▶ **WHAT THIS TASK INVOLVES**:
Work out how many lines hold the string "name". Give that number and nothing more.

▶ **AVAILABLE DATA**:
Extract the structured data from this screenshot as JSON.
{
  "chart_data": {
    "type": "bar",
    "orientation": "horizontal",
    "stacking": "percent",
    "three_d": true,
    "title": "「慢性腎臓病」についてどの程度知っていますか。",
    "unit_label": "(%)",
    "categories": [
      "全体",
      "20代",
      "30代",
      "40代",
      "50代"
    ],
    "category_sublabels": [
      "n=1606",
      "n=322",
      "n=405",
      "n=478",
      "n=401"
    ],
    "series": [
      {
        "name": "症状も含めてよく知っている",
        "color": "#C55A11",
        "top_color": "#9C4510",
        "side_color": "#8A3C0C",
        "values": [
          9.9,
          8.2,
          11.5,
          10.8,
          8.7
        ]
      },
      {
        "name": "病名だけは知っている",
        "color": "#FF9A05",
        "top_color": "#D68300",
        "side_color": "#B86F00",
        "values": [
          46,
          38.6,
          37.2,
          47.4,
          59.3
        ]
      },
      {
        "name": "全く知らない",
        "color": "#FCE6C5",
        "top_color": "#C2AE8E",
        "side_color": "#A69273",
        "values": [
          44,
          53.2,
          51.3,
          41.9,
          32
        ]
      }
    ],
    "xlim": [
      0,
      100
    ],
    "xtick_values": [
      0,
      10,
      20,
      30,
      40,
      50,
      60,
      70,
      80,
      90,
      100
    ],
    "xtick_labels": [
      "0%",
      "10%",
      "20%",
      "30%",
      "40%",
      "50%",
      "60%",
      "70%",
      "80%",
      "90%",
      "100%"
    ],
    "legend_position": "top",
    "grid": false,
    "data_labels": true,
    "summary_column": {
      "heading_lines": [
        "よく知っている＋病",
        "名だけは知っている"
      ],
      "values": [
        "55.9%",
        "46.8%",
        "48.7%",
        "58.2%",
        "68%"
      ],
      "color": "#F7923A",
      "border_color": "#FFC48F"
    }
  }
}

▶ **ANSWER TO THIS TASK**:
3